_TASK REQUIREMENTS_
Images appear in the records below; leave them out and repeat everything else exactly.

(Dataset items)
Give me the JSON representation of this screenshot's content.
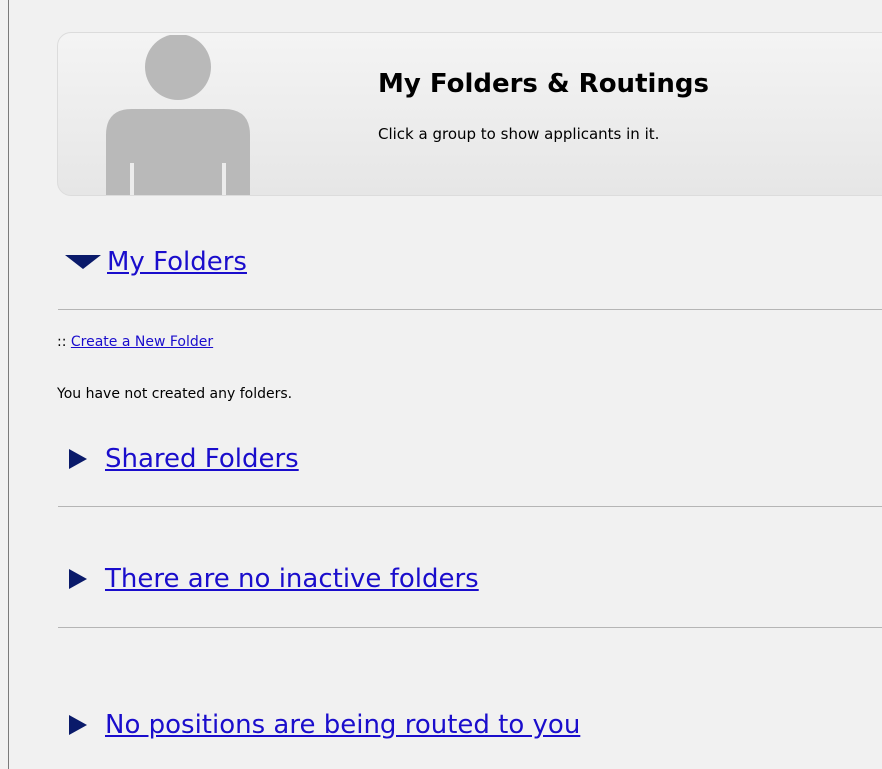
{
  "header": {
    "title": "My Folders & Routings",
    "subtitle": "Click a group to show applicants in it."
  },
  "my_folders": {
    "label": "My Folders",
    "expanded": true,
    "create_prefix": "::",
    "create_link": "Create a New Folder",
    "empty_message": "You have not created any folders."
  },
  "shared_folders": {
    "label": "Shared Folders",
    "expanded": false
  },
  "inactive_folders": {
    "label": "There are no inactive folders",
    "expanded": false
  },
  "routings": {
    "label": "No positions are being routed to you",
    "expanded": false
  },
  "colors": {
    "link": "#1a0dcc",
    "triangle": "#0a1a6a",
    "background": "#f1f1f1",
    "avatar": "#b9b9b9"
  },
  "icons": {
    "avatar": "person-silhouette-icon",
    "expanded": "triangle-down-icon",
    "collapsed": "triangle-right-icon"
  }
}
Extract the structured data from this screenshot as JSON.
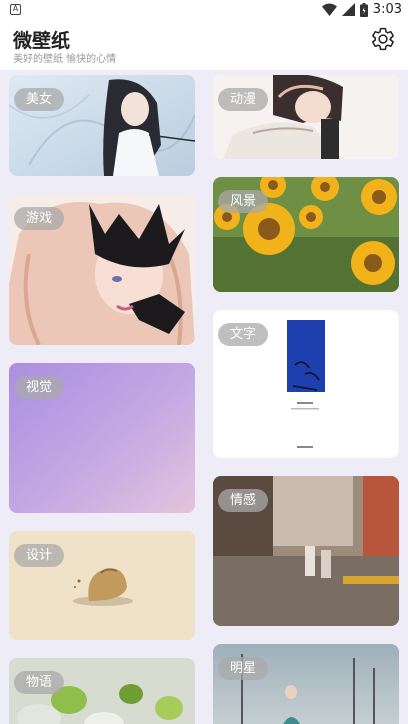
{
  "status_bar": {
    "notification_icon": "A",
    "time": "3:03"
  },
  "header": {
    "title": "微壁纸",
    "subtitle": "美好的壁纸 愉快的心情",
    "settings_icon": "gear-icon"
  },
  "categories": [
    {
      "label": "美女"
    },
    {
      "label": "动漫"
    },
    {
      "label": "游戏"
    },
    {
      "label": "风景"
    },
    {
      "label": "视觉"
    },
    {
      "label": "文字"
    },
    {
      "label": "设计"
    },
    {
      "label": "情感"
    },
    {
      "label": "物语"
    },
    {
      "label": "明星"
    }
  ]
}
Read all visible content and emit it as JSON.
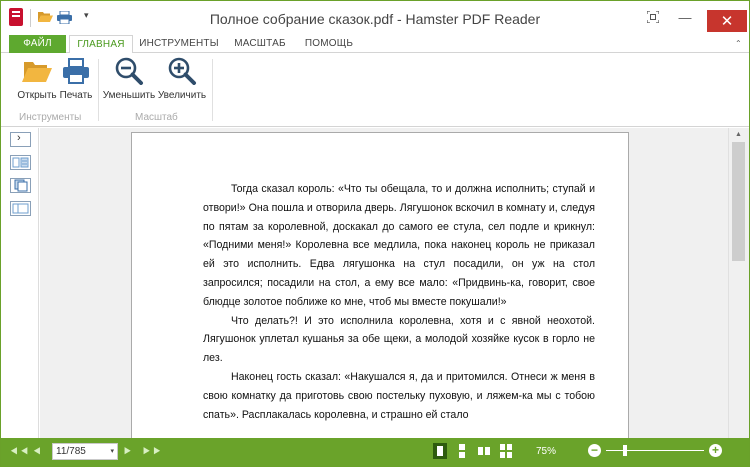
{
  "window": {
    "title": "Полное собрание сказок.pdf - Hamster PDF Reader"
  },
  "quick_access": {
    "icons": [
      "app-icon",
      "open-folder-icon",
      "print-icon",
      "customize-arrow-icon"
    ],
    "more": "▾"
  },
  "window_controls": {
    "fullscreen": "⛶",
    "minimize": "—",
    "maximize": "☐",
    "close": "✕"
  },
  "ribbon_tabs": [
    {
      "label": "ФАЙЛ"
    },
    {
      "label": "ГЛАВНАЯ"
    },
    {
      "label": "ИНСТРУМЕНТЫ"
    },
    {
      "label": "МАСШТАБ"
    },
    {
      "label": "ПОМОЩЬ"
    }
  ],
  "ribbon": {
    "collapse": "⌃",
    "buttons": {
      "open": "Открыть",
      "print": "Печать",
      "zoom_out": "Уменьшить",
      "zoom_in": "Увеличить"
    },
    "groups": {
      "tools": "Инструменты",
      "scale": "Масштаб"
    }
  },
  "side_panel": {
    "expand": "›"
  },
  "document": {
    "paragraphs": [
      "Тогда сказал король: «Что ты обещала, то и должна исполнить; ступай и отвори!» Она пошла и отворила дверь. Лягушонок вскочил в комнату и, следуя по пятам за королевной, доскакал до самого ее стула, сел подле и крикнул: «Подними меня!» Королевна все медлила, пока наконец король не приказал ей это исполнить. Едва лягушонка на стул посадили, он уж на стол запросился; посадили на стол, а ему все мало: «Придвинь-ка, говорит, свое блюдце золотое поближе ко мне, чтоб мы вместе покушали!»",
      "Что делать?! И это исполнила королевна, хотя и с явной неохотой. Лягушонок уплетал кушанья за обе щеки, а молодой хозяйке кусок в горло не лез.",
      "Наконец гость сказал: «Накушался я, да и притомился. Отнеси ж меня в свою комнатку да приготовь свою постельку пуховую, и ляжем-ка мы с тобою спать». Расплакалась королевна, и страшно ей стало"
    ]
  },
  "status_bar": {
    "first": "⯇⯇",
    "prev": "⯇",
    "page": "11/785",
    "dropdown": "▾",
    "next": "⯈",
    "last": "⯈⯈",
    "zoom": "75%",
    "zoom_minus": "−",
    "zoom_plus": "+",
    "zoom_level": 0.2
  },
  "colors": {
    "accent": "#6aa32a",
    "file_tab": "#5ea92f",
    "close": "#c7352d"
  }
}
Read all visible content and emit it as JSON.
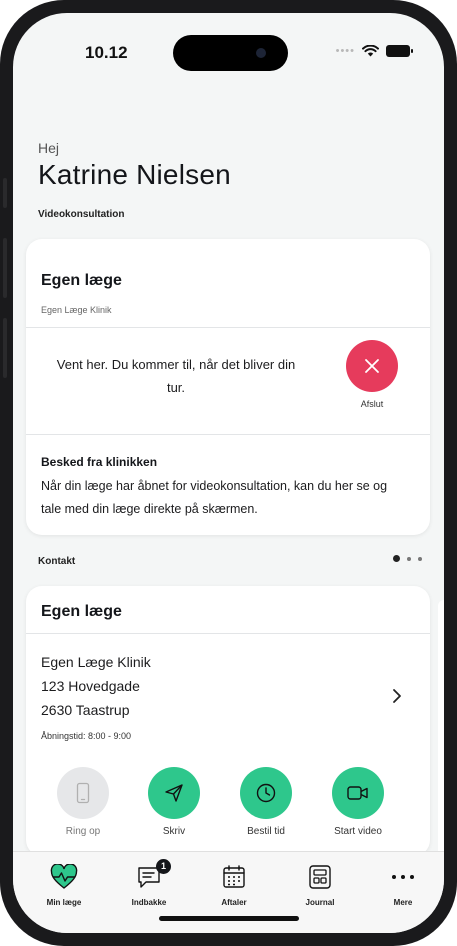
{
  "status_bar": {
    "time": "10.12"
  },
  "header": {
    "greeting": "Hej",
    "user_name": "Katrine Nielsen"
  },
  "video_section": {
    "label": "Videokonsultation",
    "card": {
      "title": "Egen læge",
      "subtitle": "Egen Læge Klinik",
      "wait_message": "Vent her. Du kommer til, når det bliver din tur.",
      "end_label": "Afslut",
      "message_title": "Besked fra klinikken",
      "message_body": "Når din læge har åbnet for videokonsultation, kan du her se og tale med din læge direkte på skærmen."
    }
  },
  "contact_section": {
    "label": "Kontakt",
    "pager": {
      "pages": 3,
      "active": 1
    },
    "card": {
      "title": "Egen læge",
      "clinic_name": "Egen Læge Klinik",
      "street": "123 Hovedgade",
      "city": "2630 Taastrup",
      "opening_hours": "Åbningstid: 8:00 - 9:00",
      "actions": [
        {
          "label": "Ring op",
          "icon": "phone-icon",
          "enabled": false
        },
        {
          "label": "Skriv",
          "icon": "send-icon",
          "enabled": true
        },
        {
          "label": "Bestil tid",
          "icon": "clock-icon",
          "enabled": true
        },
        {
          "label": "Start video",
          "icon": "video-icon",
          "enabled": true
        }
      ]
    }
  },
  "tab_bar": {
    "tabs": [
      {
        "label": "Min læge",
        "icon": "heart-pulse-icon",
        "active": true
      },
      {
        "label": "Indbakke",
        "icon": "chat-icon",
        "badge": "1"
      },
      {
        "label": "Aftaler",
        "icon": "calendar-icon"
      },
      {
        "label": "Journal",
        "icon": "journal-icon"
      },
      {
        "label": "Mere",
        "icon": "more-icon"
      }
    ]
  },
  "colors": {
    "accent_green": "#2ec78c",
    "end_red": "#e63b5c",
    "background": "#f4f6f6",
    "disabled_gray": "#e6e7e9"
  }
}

_EXPECTED ANSWER_
Give me the JSON representation of this screenshot's content.
{
  "header": {
    "title": "My Folders & Routings",
    "subtitle": "Click a group to show applicants in it."
  },
  "my_folders": {
    "label": "My Folders",
    "expanded": true,
    "create_prefix": "::",
    "create_link": "Create a New Folder",
    "empty_message": "You have not created any folders."
  },
  "shared_folders": {
    "label": "Shared Folders",
    "expanded": false
  },
  "inactive_folders": {
    "label": "There are no inactive folders",
    "expanded": false
  },
  "routings": {
    "label": "No positions are being routed to you",
    "expanded": false
  },
  "colors": {
    "link": "#1a0dcc",
    "triangle": "#0a1a6a",
    "background": "#f1f1f1",
    "avatar": "#b9b9b9"
  },
  "icons": {
    "avatar": "person-silhouette-icon",
    "expanded": "triangle-down-icon",
    "collapsed": "triangle-right-icon"
  }
}
Extract the structured data from this screenshot as JSON.
{
  "status_bar": {
    "notification_icon": "A",
    "time": "3:03"
  },
  "header": {
    "title": "微壁纸",
    "subtitle": "美好的壁纸 愉快的心情",
    "settings_icon": "gear-icon"
  },
  "categories": [
    {
      "label": "美女"
    },
    {
      "label": "动漫"
    },
    {
      "label": "游戏"
    },
    {
      "label": "风景"
    },
    {
      "label": "视觉"
    },
    {
      "label": "文字"
    },
    {
      "label": "设计"
    },
    {
      "label": "情感"
    },
    {
      "label": "物语"
    },
    {
      "label": "明星"
    }
  ]
}
Read all visible content and emit it as JSON.
{
  "window": {
    "title": "Полное собрание сказок.pdf - Hamster PDF Reader"
  },
  "quick_access": {
    "icons": [
      "app-icon",
      "open-folder-icon",
      "print-icon",
      "customize-arrow-icon"
    ],
    "more": "▾"
  },
  "window_controls": {
    "fullscreen": "⛶",
    "minimize": "—",
    "maximize": "☐",
    "close": "✕"
  },
  "ribbon_tabs": [
    {
      "label": "ФАЙЛ"
    },
    {
      "label": "ГЛАВНАЯ"
    },
    {
      "label": "ИНСТРУМЕНТЫ"
    },
    {
      "label": "МАСШТАБ"
    },
    {
      "label": "ПОМОЩЬ"
    }
  ],
  "ribbon": {
    "collapse": "⌃",
    "buttons": {
      "open": "Открыть",
      "print": "Печать",
      "zoom_out": "Уменьшить",
      "zoom_in": "Увеличить"
    },
    "groups": {
      "tools": "Инструменты",
      "scale": "Масштаб"
    }
  },
  "side_panel": {
    "expand": "›"
  },
  "document": {
    "paragraphs": [
      "Тогда сказал король: «Что ты обещала, то и должна исполнить; ступай и отвори!» Она пошла и отворила дверь. Лягушонок вскочил в комнату и, следуя по пятам за королевной, доскакал до самого ее стула, сел подле и крикнул: «Подними меня!» Королевна все медлила, пока наконец король не приказал ей это исполнить. Едва лягушонка на стул посадили, он уж на стол запросился; посадили на стол, а ему все мало: «Придвинь-ка, говорит, свое блюдце золотое поближе ко мне, чтоб мы вместе покушали!»",
      "Что делать?! И это исполнила королевна, хотя и с явной неохотой. Лягушонок уплетал кушанья за обе щеки, а молодой хозяйке кусок в горло не лез.",
      "Наконец гость сказал: «Накушался я, да и притомился. Отнеси ж меня в свою комнатку да приготовь свою постельку пуховую, и ляжем-ка мы с тобою спать». Расплакалась королевна, и страшно ей стало"
    ]
  },
  "status_bar": {
    "first": "⯇⯇",
    "prev": "⯇",
    "page": "11/785",
    "dropdown": "▾",
    "next": "⯈",
    "last": "⯈⯈",
    "zoom": "75%",
    "zoom_minus": "−",
    "zoom_plus": "+",
    "zoom_level": 0.2
  },
  "colors": {
    "accent": "#6aa32a",
    "file_tab": "#5ea92f",
    "close": "#c7352d"
  }
}
Read all visible content and emit it as JSON.
{
  "status_bar": {
    "time": "10.12"
  },
  "header": {
    "greeting": "Hej",
    "user_name": "Katrine Nielsen"
  },
  "video_section": {
    "label": "Videokonsultation",
    "card": {
      "title": "Egen læge",
      "subtitle": "Egen Læge Klinik",
      "wait_message": "Vent her. Du kommer til, når det bliver din tur.",
      "end_label": "Afslut",
      "message_title": "Besked fra klinikken",
      "message_body": "Når din læge har åbnet for videokonsultation, kan du her se og tale med din læge direkte på skærmen."
    }
  },
  "contact_section": {
    "label": "Kontakt",
    "pager": {
      "pages": 3,
      "active": 1
    },
    "card": {
      "title": "Egen læge",
      "clinic_name": "Egen Læge Klinik",
      "street": "123 Hovedgade",
      "city": "2630 Taastrup",
      "opening_hours": "Åbningstid: 8:00 - 9:00",
      "actions": [
        {
          "label": "Ring op",
          "icon": "phone-icon",
          "enabled": false
        },
        {
          "label": "Skriv",
          "icon": "send-icon",
          "enabled": true
        },
        {
          "label": "Bestil tid",
          "icon": "clock-icon",
          "enabled": true
        },
        {
          "label": "Start video",
          "icon": "video-icon",
          "enabled": true
        }
      ]
    }
  },
  "tab_bar": {
    "tabs": [
      {
        "label": "Min læge",
        "icon": "heart-pulse-icon",
        "active": true
      },
      {
        "label": "Indbakke",
        "icon": "chat-icon",
        "badge": "1"
      },
      {
        "label": "Aftaler",
        "icon": "calendar-icon"
      },
      {
        "label": "Journal",
        "icon": "journal-icon"
      },
      {
        "label": "Mere",
        "icon": "more-icon"
      }
    ]
  },
  "colors": {
    "accent_green": "#2ec78c",
    "end_red": "#e63b5c",
    "background": "#f4f6f6",
    "disabled_gray": "#e6e7e9"
  }
}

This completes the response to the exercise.